Orange est-il en train de prendre possession du Web Français ?
21/01/2011 3 commentaires
Orange serait actuellement en phase de négociation pour entrer à hauteur de 30 à 50% dans le capital de Dailymotion, valorisant la société à hauteur de 200 millions d’euros. Après la prise de participation dans Deezer en juillet 2010 (Orange avait acquis 11% des parts), Orange poursuit sa marche en avant dans l’acquisition d’acteurs français du Web si bien que l’on peut se demander s’il s’agit d’une véritable stratégie d’entreprise ou d’un simple opportunisme ?
Orange a toujours affiché sa volonté d’utiliser le Web comme relais de croissance avec plus ou moins de succès. Le portail Orange.fr est l’exemple type du succès d’Orange sur le Web, le site se plaçant dans le top 5 des sites français les plus visités. Mais ce bon résultat est l’arbre qui cache la forêt. En effet, la place d’orange.fr s’explique surtout par la part d’abonnés Orange ADSL qui retrouvent le portail de l’opérateur en page d’accueil par défaut de leur navigateur, et par les autres abonnés ou prospects souhaitant se renseigner sur leur abonnement ou sur les offres. Ainsi, il est difficile de quantifier la véritable audience en propre du site.
Les autres initiatives de la marque auront à l’inverse eu beaucoup moins de succès, on peut citer quelques exemples comme wormee, bubbletop rebaptisé Djinngo, Pikéo ou récemment Vidéo Party. Tous ces sites n’ont pas réussi à trouver leur audience et leur résultat s’explique notamment par les renvois d’audience du portail Orange.fr vers ces sites.
Ainsi, il semblerait qu’Orange se soit résolu à basculer d’un modèle de croissance organique sur le Web à une stratégie de croissance externe, via des prises de participation de grands acteurs français du Web.
Ce mode de développement, bien que coûteux offre l’avantage de bénéficier d’une base d’audience établie, d’une légitimité de marque que le nom Orange ne véhicule pas forcément chez les internautes et de solutions « clé en main » qui permettent d’être fonctionnel très rapidement. En outre la prise de participation et non l’acquisition complète permet de limiter les risques tout en maintenant les équipes en place. Enfin, outre les revenus propres générés par les activités de ces sites, Orange semble vouloir créer des synergies avec ses propres offres. Ainsi Deezer a été intégré aux abonnements des clients mobiles, avec succès puisque plus de 500 000 abonnés y ont souscrit depuis le lancement de l’offre en Août 2010 (source Orange). On peut rappeler également le cas de Cityvox racheté en 2008 et qui est maintenant intégré à la chaîne « En ville » du portail Orange et à la chaîne cinéma sous la marque de sa filliale Cinéfil.

::::::::::

Objectif visé →
Relevez dans l'article sur Orange et le Web toutes les initiatives de la marque citées comme ayant eu beaucoup moins de succès.

(Données de coordonnées de mise en page)
::::::::::

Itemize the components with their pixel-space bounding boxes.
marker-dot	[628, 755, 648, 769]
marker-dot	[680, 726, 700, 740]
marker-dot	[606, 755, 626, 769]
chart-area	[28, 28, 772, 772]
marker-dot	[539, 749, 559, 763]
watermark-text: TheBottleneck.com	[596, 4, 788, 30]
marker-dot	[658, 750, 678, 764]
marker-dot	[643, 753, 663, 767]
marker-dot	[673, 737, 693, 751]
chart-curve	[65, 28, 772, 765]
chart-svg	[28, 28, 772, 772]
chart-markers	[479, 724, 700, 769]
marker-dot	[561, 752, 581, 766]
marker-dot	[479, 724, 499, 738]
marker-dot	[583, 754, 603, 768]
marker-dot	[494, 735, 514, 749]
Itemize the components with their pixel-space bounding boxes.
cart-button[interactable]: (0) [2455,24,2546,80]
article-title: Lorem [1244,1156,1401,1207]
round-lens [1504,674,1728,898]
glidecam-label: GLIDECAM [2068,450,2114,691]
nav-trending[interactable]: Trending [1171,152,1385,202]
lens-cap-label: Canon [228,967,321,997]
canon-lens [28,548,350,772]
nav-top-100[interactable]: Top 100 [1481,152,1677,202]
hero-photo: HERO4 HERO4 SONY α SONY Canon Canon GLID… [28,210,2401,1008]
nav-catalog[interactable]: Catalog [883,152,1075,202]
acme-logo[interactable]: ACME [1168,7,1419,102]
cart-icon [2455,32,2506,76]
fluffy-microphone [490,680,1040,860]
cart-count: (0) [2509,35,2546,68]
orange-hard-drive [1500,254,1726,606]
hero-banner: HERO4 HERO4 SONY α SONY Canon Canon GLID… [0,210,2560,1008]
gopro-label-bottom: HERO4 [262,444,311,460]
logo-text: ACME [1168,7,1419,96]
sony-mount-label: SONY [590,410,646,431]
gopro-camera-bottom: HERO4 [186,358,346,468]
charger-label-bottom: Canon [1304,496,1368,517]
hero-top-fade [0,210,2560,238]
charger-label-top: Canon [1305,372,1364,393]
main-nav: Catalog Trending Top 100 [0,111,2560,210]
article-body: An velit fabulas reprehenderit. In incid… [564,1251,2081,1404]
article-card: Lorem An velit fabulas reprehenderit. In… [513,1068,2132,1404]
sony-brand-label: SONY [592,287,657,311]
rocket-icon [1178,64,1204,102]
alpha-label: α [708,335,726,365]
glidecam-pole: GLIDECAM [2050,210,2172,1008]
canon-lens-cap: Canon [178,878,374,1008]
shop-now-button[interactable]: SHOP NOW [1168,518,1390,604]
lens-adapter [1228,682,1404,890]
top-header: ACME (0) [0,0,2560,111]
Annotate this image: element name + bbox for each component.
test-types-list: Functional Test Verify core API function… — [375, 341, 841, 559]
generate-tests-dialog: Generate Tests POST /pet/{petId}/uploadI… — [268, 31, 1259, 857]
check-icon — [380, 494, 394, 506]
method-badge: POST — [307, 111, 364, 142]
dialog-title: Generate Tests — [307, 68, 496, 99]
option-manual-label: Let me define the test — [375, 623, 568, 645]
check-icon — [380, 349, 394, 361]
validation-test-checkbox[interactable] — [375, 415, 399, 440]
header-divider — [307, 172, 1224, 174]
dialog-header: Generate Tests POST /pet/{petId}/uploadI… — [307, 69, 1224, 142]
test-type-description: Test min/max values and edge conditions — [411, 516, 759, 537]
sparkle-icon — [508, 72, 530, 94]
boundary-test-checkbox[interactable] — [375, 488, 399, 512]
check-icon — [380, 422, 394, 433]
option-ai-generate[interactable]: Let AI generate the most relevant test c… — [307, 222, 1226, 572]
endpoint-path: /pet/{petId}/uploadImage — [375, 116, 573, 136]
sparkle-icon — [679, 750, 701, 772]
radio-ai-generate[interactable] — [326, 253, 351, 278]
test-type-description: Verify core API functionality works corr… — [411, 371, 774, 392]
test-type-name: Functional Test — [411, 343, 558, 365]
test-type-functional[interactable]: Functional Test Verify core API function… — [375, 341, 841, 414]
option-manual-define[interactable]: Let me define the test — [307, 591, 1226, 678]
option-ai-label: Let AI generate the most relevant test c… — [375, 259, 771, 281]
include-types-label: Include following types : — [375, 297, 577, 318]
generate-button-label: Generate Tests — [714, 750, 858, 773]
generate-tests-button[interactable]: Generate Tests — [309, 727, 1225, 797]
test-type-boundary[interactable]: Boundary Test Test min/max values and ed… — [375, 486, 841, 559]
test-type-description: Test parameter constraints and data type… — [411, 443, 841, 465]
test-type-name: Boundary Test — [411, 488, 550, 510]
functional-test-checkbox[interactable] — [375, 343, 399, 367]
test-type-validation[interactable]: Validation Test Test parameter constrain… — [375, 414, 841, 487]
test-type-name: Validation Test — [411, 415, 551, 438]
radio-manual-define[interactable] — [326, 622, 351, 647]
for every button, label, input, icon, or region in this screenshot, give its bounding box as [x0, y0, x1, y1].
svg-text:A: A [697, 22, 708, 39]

::::::::::

Corrigé →
- wormee
- bubbletop, rebaptisé Djinngo
- Pikéo
- Vidéo Party